### Task data

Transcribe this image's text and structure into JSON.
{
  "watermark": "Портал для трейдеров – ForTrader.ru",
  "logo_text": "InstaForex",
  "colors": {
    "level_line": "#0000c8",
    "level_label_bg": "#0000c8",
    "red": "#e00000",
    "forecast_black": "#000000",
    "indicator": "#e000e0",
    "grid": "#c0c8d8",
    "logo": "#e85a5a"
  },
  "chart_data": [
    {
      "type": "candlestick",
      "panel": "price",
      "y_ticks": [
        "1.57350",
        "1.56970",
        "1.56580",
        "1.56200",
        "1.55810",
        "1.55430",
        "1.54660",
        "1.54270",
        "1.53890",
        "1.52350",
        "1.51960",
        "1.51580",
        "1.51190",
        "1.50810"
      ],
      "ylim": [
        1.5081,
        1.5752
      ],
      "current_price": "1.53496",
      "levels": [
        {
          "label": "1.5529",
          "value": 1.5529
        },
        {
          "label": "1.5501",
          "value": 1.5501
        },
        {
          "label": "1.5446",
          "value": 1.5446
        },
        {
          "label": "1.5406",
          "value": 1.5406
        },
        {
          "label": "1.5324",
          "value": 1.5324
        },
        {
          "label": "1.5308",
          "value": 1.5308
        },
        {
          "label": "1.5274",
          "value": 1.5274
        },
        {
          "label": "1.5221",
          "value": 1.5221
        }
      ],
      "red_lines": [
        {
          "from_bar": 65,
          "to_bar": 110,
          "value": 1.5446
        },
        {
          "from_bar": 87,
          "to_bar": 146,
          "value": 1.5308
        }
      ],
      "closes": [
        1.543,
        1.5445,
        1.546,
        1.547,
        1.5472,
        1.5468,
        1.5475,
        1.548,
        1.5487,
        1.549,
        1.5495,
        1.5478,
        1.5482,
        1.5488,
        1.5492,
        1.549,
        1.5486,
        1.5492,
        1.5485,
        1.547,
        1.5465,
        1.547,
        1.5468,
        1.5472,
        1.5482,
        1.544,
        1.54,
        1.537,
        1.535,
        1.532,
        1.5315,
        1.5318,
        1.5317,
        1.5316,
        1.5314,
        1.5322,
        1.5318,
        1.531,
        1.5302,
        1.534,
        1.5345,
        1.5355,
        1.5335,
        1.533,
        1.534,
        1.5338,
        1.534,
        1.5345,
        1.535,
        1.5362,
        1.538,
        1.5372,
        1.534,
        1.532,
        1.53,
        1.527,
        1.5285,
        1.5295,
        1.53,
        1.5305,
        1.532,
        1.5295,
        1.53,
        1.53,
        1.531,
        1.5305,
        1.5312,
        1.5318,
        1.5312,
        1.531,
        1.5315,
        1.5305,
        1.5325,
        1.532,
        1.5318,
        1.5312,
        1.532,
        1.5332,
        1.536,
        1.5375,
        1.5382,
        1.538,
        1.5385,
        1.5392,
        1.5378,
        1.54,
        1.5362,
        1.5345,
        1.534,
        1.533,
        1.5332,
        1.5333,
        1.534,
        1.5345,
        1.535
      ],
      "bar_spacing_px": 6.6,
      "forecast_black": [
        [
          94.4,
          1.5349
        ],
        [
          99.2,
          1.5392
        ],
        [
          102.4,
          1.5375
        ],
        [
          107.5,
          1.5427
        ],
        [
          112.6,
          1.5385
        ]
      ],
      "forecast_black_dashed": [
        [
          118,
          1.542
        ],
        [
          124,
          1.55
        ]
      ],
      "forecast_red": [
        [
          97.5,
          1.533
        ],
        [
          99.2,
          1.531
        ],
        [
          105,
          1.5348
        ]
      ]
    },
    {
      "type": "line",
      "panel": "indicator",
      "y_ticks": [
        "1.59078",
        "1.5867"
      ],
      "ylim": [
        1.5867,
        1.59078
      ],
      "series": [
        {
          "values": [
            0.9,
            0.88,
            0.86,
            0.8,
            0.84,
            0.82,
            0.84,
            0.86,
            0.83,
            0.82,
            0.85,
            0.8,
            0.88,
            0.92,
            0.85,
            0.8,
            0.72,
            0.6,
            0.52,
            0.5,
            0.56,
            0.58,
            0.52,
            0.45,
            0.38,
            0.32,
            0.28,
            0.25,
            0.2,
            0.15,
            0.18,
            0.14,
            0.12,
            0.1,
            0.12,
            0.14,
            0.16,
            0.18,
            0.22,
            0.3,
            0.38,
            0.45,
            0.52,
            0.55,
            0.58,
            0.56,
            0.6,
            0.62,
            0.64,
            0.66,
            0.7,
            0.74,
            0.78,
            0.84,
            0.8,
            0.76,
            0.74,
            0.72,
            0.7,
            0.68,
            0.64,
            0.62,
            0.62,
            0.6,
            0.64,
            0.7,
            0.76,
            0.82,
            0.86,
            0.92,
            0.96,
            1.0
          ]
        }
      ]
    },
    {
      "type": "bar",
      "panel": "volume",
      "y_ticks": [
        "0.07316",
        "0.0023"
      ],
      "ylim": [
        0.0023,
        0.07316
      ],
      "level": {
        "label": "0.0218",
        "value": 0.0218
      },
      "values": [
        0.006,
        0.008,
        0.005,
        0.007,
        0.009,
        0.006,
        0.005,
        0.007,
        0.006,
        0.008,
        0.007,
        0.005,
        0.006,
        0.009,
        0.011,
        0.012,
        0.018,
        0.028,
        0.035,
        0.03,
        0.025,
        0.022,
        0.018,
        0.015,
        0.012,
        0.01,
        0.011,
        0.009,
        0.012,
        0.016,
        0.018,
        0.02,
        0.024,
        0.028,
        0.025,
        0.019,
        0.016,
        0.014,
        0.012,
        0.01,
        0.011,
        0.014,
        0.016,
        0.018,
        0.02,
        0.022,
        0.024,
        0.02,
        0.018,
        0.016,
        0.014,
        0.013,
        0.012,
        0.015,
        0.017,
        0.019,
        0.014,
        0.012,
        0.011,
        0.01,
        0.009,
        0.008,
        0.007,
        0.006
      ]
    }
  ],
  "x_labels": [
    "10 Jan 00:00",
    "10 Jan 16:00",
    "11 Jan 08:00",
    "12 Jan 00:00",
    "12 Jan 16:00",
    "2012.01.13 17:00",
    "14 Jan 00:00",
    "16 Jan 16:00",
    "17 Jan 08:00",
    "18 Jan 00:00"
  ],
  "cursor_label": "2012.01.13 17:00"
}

######

→ **Task brief**:
Extract each line of the material exactly as it stands.

→ **Exercise response**:
Transcribe this image's text and structure into JSON.
{
  "watermark": "Портал для трейдеров – ForTrader.ru",
  "logo_text": "InstaForex",
  "colors": {
    "level_line": "#0000c8",
    "level_label_bg": "#0000c8",
    "red": "#e00000",
    "forecast_black": "#000000",
    "indicator": "#e000e0",
    "grid": "#c0c8d8",
    "logo": "#e85a5a"
  },
  "chart_data": [
    {
      "type": "candlestick",
      "panel": "price",
      "y_ticks": [
        "1.57350",
        "1.56970",
        "1.56580",
        "1.56200",
        "1.55810",
        "1.55430",
        "1.54660",
        "1.54270",
        "1.53890",
        "1.52350",
        "1.51960",
        "1.51580",
        "1.51190",
        "1.50810"
      ],
      "ylim": [
        1.5081,
        1.5752
      ],
      "current_price": "1.53496",
      "levels": [
        {
          "label": "1.5529",
          "value": 1.5529
        },
        {
          "label": "1.5501",
          "value": 1.5501
        },
        {
          "label": "1.5446",
          "value": 1.5446
        },
        {
          "label": "1.5406",
          "value": 1.5406
        },
        {
          "label": "1.5324",
          "value": 1.5324
        },
        {
          "label": "1.5308",
          "value": 1.5308
        },
        {
          "label": "1.5274",
          "value": 1.5274
        },
        {
          "label": "1.5221",
          "value": 1.5221
        }
      ],
      "red_lines": [
        {
          "from_bar": 65,
          "to_bar": 110,
          "value": 1.5446
        },
        {
          "from_bar": 87,
          "to_bar": 146,
          "value": 1.5308
        }
      ],
      "closes": [
        1.543,
        1.5445,
        1.546,
        1.547,
        1.5472,
        1.5468,
        1.5475,
        1.548,
        1.5487,
        1.549,
        1.5495,
        1.5478,
        1.5482,
        1.5488,
        1.5492,
        1.549,
        1.5486,
        1.5492,
        1.5485,
        1.547,
        1.5465,
        1.547,
        1.5468,
        1.5472,
        1.5482,
        1.544,
        1.54,
        1.537,
        1.535,
        1.532,
        1.5315,
        1.5318,
        1.5317,
        1.5316,
        1.5314,
        1.5322,
        1.5318,
        1.531,
        1.5302,
        1.534,
        1.5345,
        1.5355,
        1.5335,
        1.533,
        1.534,
        1.5338,
        1.534,
        1.5345,
        1.535,
        1.5362,
        1.538,
        1.5372,
        1.534,
        1.532,
        1.53,
        1.527,
        1.5285,
        1.5295,
        1.53,
        1.5305,
        1.532,
        1.5295,
        1.53,
        1.53,
        1.531,
        1.5305,
        1.5312,
        1.5318,
        1.5312,
        1.531,
        1.5315,
        1.5305,
        1.5325,
        1.532,
        1.5318,
        1.5312,
        1.532,
        1.5332,
        1.536,
        1.5375,
        1.5382,
        1.538,
        1.5385,
        1.5392,
        1.5378,
        1.54,
        1.5362,
        1.5345,
        1.534,
        1.533,
        1.5332,
        1.5333,
        1.534,
        1.5345,
        1.535
      ],
      "bar_spacing_px": 6.6,
      "forecast_black": [
        [
          94.4,
          1.5349
        ],
        [
          99.2,
          1.5392
        ],
        [
          102.4,
          1.5375
        ],
        [
          107.5,
          1.5427
        ],
        [
          112.6,
          1.5385
        ]
      ],
      "forecast_black_dashed": [
        [
          118,
          1.542
        ],
        [
          124,
          1.55
        ]
      ],
      "forecast_red": [
        [
          97.5,
          1.533
        ],
        [
          99.2,
          1.531
        ],
        [
          105,
          1.5348
        ]
      ]
    },
    {
      "type": "line",
      "panel": "indicator",
      "y_ticks": [
        "1.59078",
        "1.5867"
      ],
      "ylim": [
        1.5867,
        1.59078
      ],
      "series": [
        {
          "values": [
            0.9,
            0.88,
            0.86,
            0.8,
            0.84,
            0.82,
            0.84,
            0.86,
            0.83,
            0.82,
            0.85,
            0.8,
            0.88,
            0.92,
            0.85,
            0.8,
            0.72,
            0.6,
            0.52,
            0.5,
            0.56,
            0.58,
            0.52,
            0.45,
            0.38,
            0.32,
            0.28,
            0.25,
            0.2,
            0.15,
            0.18,
            0.14,
            0.12,
            0.1,
            0.12,
            0.14,
            0.16,
            0.18,
            0.22,
            0.3,
            0.38,
            0.45,
            0.52,
            0.55,
            0.58,
            0.56,
            0.6,
            0.62,
            0.64,
            0.66,
            0.7,
            0.74,
            0.78,
            0.84,
            0.8,
            0.76,
            0.74,
            0.72,
            0.7,
            0.68,
            0.64,
            0.62,
            0.62,
            0.6,
            0.64,
            0.7,
            0.76,
            0.82,
            0.86,
            0.92,
            0.96,
            1.0
          ]
        }
      ]
    },
    {
      "type": "bar",
      "panel": "volume",
      "y_ticks": [
        "0.07316",
        "0.0023"
      ],
      "ylim": [
        0.0023,
        0.07316
      ],
      "level": {
        "label": "0.0218",
        "value": 0.0218
      },
      "values": [
        0.006,
        0.008,
        0.005,
        0.007,
        0.009,
        0.006,
        0.005,
        0.007,
        0.006,
        0.008,
        0.007,
        0.005,
        0.006,
        0.009,
        0.011,
        0.012,
        0.018,
        0.028,
        0.035,
        0.03,
        0.025,
        0.022,
        0.018,
        0.015,
        0.012,
        0.01,
        0.011,
        0.009,
        0.012,
        0.016,
        0.018,
        0.02,
        0.024,
        0.028,
        0.025,
        0.019,
        0.016,
        0.014,
        0.012,
        0.01,
        0.011,
        0.014,
        0.016,
        0.018,
        0.02,
        0.022,
        0.024,
        0.02,
        0.018,
        0.016,
        0.014,
        0.013,
        0.012,
        0.015,
        0.017,
        0.019,
        0.014,
        0.012,
        0.011,
        0.01,
        0.009,
        0.008,
        0.007,
        0.006
      ]
    }
  ],
  "x_labels": [
    "10 Jan 00:00",
    "10 Jan 16:00",
    "11 Jan 08:00",
    "12 Jan 00:00",
    "12 Jan 16:00",
    "2012.01.13 17:00",
    "14 Jan 00:00",
    "16 Jan 16:00",
    "17 Jan 08:00",
    "18 Jan 00:00"
  ],
  "cursor_label": "2012.01.13 17:00"
}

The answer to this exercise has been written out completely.